**What is required:** Give the data again, word for word.

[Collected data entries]
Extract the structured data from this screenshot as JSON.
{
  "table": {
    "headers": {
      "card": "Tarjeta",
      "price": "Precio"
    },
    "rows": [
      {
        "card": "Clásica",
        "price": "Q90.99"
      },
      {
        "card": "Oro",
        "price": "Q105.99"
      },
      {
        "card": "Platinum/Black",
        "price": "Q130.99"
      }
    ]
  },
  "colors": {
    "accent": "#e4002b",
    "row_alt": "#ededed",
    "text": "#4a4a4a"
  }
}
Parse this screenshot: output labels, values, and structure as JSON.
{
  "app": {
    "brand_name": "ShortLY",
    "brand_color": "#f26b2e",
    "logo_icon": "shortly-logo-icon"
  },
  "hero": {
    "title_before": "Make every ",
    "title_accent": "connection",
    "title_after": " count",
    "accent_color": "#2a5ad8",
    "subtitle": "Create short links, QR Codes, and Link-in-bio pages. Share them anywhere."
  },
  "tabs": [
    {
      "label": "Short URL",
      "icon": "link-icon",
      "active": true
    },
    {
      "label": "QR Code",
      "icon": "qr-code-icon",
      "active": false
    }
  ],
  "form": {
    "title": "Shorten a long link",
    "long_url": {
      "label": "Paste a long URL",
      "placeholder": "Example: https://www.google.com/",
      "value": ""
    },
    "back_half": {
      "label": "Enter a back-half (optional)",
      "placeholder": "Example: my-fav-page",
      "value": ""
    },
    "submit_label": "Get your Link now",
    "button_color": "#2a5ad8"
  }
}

**Problem solution:**
Extract the structured data from this screenshot as JSON.
{
  "table": {
    "headers": {
      "card": "Tarjeta",
      "price": "Precio"
    },
    "rows": [
      {
        "card": "Clásica",
        "price": "Q90.99"
      },
      {
        "card": "Oro",
        "price": "Q105.99"
      },
      {
        "card": "Platinum/Black",
        "price": "Q130.99"
      }
    ]
  },
  "colors": {
    "accent": "#e4002b",
    "row_alt": "#ededed",
    "text": "#4a4a4a"
  }
}
Parse this screenshot: output labels, values, and structure as JSON.
{
  "app": {
    "brand_name": "ShortLY",
    "brand_color": "#f26b2e",
    "logo_icon": "shortly-logo-icon"
  },
  "hero": {
    "title_before": "Make every ",
    "title_accent": "connection",
    "title_after": " count",
    "accent_color": "#2a5ad8",
    "subtitle": "Create short links, QR Codes, and Link-in-bio pages. Share them anywhere."
  },
  "tabs": [
    {
      "label": "Short URL",
      "icon": "link-icon",
      "active": true
    },
    {
      "label": "QR Code",
      "icon": "qr-code-icon",
      "active": false
    }
  ],
  "form": {
    "title": "Shorten a long link",
    "long_url": {
      "label": "Paste a long URL",
      "placeholder": "Example: https://www.google.com/",
      "value": ""
    },
    "back_half": {
      "label": "Enter a back-half (optional)",
      "placeholder": "Example: my-fav-page",
      "value": ""
    },
    "submit_label": "Get your Link now",
    "button_color": "#2a5ad8"
  }
}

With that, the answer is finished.